# Woodworkers in Portugal?



## shaunmza (Sep 21, 2017)

I have been living in Portugal for just over a year, having moved here from South Africa.

In SA I had a garage and tools, not plenty, but enough to mess around on a few projects.

Here in Portugal I live in an apartment, with no spare space, but have still managed to make a table 

Anyway, we are looking to move and find a more permanent home in Portugal and are looking at central Portugal.

Finally my point, does anyone here live in Portugal? We are looking more specifically in Coimbra, Arginil, Tábua and places in a similar area.

I would like to speak with people who live in the area and get an idea of their experiences, how they find doing woodworking etc. (supplies, getting tools, people attitudes and so on)

Thanks!


----------



## Serradura (Jan 29, 2013)

WHAT YOU ARE ASKED TO DO - Continue the forum thread above about woodworking in Portugal from the point where it stops.

DATASET EXTRACT -
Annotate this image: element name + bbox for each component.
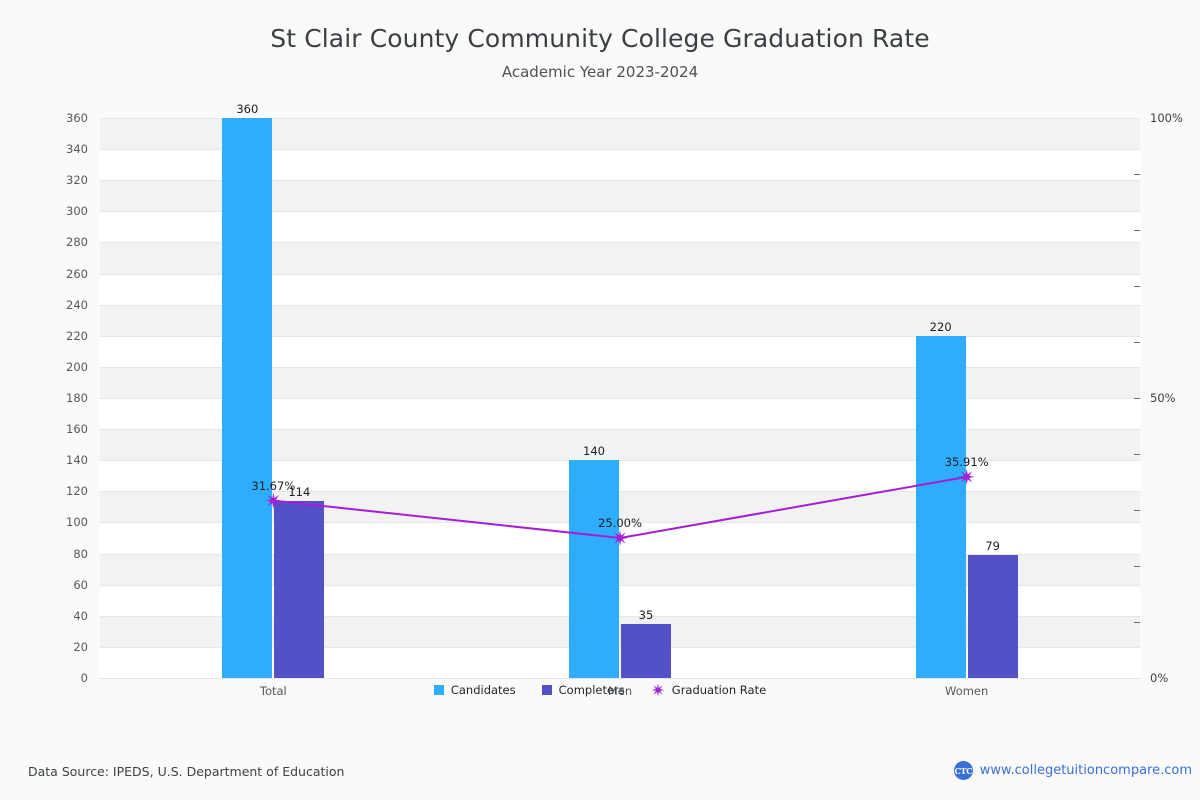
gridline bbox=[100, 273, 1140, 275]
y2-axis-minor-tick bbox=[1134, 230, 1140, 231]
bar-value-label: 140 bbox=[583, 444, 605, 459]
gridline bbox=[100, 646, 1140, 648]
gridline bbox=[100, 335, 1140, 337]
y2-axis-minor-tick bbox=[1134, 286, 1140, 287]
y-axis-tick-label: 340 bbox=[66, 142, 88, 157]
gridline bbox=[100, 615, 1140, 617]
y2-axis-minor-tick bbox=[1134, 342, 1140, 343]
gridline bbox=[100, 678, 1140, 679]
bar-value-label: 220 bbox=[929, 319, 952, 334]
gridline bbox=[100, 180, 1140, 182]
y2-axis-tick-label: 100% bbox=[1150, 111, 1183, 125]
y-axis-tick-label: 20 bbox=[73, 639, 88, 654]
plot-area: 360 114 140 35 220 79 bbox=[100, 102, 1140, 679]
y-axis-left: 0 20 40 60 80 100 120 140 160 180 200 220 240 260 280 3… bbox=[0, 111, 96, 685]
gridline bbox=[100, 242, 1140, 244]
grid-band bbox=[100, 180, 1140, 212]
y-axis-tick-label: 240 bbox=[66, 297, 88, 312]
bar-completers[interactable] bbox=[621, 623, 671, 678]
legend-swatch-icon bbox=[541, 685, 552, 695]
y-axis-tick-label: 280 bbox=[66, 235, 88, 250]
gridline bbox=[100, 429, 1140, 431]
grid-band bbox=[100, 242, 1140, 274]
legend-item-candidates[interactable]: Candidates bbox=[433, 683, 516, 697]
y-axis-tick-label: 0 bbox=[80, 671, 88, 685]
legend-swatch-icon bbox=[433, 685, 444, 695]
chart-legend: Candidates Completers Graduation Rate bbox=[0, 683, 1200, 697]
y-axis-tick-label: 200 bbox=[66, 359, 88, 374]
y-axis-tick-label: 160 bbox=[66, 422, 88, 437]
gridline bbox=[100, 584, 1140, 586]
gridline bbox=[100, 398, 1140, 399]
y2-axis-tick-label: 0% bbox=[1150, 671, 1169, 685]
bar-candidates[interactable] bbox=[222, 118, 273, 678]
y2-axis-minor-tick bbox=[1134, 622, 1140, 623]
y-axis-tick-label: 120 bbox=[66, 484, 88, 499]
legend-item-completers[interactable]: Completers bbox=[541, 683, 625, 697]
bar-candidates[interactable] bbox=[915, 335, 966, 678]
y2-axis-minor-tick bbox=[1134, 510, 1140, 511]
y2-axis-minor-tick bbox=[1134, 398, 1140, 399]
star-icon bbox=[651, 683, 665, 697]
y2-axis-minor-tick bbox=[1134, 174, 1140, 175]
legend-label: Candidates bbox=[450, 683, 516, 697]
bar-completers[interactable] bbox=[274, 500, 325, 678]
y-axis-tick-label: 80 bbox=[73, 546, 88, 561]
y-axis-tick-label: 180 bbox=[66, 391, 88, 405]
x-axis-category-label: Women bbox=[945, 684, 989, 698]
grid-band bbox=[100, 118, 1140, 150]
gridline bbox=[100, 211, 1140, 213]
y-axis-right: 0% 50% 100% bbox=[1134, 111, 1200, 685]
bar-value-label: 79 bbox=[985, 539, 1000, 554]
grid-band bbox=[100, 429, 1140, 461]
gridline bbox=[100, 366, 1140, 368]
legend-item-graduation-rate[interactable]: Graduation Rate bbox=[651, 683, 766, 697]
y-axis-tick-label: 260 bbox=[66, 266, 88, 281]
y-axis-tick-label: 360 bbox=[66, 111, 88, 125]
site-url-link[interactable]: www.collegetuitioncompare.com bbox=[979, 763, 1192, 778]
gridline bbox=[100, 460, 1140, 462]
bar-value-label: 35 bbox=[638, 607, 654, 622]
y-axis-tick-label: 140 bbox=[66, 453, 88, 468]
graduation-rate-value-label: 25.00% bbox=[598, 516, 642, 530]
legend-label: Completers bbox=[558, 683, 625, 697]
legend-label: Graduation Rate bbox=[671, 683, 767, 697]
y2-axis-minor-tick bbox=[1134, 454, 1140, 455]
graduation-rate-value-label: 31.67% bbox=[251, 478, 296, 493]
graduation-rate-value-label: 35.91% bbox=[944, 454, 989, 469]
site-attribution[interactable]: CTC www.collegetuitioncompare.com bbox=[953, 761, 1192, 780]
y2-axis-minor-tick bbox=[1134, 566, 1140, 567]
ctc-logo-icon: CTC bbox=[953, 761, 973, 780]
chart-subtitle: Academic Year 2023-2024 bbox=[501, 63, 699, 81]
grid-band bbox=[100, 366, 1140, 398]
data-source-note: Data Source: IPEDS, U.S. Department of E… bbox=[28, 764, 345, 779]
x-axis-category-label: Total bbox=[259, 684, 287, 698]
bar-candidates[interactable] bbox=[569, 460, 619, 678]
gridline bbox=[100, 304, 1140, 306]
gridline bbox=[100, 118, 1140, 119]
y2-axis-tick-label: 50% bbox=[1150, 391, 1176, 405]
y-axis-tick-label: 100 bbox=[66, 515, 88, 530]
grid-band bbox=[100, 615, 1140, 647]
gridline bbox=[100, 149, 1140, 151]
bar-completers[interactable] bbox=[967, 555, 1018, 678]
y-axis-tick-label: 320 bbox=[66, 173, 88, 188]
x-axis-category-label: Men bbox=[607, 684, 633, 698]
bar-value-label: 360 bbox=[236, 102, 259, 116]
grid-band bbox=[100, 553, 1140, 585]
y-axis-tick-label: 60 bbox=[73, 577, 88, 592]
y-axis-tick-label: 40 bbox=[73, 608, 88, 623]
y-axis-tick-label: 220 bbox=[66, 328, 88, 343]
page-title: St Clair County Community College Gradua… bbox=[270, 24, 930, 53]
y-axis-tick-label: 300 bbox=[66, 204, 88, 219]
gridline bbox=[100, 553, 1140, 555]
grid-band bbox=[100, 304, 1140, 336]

OUTPUT FOR THIS EXERCISE -
I could write you a long answer, but just watch my youtube videos from the start… you will see how it is to find tools, get a workshop and materials.

NOT JUST SAWDUST


----------



## shaunmza (Sep 21, 2017)

I have (still have a few to watch)
Then I read your blog (and more to read)
Then I read your workshop series

And now I am here! Thanks to you.

I was actually going to reach out to you, so I am happy to see you are active here.

We will be driving around on the weekends from next weekend. First stop is Tábua.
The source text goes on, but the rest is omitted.